**Exercise**
Send back the entries below exactly as they appear.

Begin

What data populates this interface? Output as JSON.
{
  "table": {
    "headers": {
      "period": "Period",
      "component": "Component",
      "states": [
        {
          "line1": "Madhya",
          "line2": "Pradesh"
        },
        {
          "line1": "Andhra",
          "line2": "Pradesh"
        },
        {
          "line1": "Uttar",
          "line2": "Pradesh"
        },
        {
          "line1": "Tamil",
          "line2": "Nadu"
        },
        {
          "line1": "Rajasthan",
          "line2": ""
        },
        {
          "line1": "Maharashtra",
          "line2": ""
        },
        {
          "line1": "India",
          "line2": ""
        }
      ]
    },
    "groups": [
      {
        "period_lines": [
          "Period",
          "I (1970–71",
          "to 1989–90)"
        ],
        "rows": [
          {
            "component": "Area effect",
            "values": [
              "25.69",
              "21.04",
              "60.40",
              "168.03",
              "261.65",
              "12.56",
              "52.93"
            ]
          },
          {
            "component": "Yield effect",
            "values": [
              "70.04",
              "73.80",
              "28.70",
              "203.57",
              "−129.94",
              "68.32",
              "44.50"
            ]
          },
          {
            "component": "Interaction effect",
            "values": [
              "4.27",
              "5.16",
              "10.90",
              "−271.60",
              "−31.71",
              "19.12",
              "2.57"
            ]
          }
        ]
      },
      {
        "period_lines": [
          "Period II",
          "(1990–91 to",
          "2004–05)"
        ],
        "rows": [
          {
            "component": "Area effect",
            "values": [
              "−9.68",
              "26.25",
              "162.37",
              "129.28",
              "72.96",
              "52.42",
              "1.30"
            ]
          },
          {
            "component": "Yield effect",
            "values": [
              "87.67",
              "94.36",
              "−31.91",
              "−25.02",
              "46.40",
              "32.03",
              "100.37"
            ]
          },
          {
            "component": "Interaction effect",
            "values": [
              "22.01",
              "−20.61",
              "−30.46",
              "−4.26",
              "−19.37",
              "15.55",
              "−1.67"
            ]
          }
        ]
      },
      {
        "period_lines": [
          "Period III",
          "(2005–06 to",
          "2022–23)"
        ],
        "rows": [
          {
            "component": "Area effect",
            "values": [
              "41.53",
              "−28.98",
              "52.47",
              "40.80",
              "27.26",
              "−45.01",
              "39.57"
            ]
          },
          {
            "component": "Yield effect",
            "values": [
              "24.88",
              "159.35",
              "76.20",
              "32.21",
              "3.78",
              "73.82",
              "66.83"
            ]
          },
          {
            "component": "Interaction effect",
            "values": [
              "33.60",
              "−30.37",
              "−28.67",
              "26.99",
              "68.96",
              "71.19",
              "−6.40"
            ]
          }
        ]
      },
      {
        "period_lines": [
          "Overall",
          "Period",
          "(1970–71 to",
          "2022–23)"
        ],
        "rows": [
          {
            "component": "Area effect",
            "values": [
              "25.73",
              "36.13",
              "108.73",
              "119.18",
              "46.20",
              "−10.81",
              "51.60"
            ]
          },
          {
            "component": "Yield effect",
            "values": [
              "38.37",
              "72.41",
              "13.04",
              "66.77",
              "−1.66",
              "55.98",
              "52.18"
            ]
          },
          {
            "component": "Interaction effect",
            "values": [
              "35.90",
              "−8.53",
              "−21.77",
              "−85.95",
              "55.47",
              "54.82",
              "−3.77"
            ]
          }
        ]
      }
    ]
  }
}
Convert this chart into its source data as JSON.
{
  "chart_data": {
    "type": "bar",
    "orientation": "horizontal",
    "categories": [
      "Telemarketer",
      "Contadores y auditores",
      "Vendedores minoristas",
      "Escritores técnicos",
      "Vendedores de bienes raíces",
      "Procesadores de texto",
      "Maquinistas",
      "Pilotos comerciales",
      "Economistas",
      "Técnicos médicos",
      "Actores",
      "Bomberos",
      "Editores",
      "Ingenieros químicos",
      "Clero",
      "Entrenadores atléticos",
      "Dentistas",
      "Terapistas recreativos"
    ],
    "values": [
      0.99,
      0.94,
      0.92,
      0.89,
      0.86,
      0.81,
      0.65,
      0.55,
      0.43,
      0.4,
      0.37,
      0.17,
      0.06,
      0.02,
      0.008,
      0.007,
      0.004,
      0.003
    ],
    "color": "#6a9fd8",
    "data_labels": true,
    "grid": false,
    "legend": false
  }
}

End

**Response below**
What data populates this interface? Output as JSON.
{
  "table": {
    "headers": {
      "period": "Period",
      "component": "Component",
      "states": [
        {
          "line1": "Madhya",
          "line2": "Pradesh"
        },
        {
          "line1": "Andhra",
          "line2": "Pradesh"
        },
        {
          "line1": "Uttar",
          "line2": "Pradesh"
        },
        {
          "line1": "Tamil",
          "line2": "Nadu"
        },
        {
          "line1": "Rajasthan",
          "line2": ""
        },
        {
          "line1": "Maharashtra",
          "line2": ""
        },
        {
          "line1": "India",
          "line2": ""
        }
      ]
    },
    "groups": [
      {
        "period_lines": [
          "Period",
          "I (1970–71",
          "to 1989–90)"
        ],
        "rows": [
          {
            "component": "Area effect",
            "values": [
              "25.69",
              "21.04",
              "60.40",
              "168.03",
              "261.65",
              "12.56",
              "52.93"
            ]
          },
          {
            "component": "Yield effect",
            "values": [
              "70.04",
              "73.80",
              "28.70",
              "203.57",
              "−129.94",
              "68.32",
              "44.50"
            ]
          },
          {
            "component": "Interaction effect",
            "values": [
              "4.27",
              "5.16",
              "10.90",
              "−271.60",
              "−31.71",
              "19.12",
              "2.57"
            ]
          }
        ]
      },
      {
        "period_lines": [
          "Period II",
          "(1990–91 to",
          "2004–05)"
        ],
        "rows": [
          {
            "component": "Area effect",
            "values": [
              "−9.68",
              "26.25",
              "162.37",
              "129.28",
              "72.96",
              "52.42",
              "1.30"
            ]
          },
          {
            "component": "Yield effect",
            "values": [
              "87.67",
              "94.36",
              "−31.91",
              "−25.02",
              "46.40",
              "32.03",
              "100.37"
            ]
          },
          {
            "component": "Interaction effect",
            "values": [
              "22.01",
              "−20.61",
              "−30.46",
              "−4.26",
              "−19.37",
              "15.55",
              "−1.67"
            ]
          }
        ]
      },
      {
        "period_lines": [
          "Period III",
          "(2005–06 to",
          "2022–23)"
        ],
        "rows": [
          {
            "component": "Area effect",
            "values": [
              "41.53",
              "−28.98",
              "52.47",
              "40.80",
              "27.26",
              "−45.01",
              "39.57"
            ]
          },
          {
            "component": "Yield effect",
            "values": [
              "24.88",
              "159.35",
              "76.20",
              "32.21",
              "3.78",
              "73.82",
              "66.83"
            ]
          },
          {
            "component": "Interaction effect",
            "values": [
              "33.60",
              "−30.37",
              "−28.67",
              "26.99",
              "68.96",
              "71.19",
              "−6.40"
            ]
          }
        ]
      },
      {
        "period_lines": [
          "Overall",
          "Period",
          "(1970–71 to",
          "2022–23)"
        ],
        "rows": [
          {
            "component": "Area effect",
            "values": [
              "25.73",
              "36.13",
              "108.73",
              "119.18",
              "46.20",
              "−10.81",
              "51.60"
            ]
          },
          {
            "component": "Yield effect",
            "values": [
              "38.37",
              "72.41",
              "13.04",
              "66.77",
              "−1.66",
              "55.98",
              "52.18"
            ]
          },
          {
            "component": "Interaction effect",
            "values": [
              "35.90",
              "−8.53",
              "−21.77",
              "−85.95",
              "55.47",
              "54.82",
              "−3.77"
            ]
          }
        ]
      }
    ]
  }
}
Convert this chart into its source data as JSON.
{
  "chart_data": {
    "type": "bar",
    "orientation": "horizontal",
    "categories": [
      "Telemarketer",
      "Contadores y auditores",
      "Vendedores minoristas",
      "Escritores técnicos",
      "Vendedores de bienes raíces",
      "Procesadores de texto",
      "Maquinistas",
      "Pilotos comerciales",
      "Economistas",
      "Técnicos médicos",
      "Actores",
      "Bomberos",
      "Editores",
      "Ingenieros químicos",
      "Clero",
      "Entrenadores atléticos",
      "Dentistas",
      "Terapistas recreativos"
    ],
    "values": [
      0.99,
      0.94,
      0.92,
      0.89,
      0.86,
      0.81,
      0.65,
      0.55,
      0.43,
      0.4,
      0.37,
      0.17,
      0.06,
      0.02,
      0.008,
      0.007,
      0.004,
      0.003
    ],
    "color": "#6a9fd8",
    "data_labels": true,
    "grid": false,
    "legend": false
  }
}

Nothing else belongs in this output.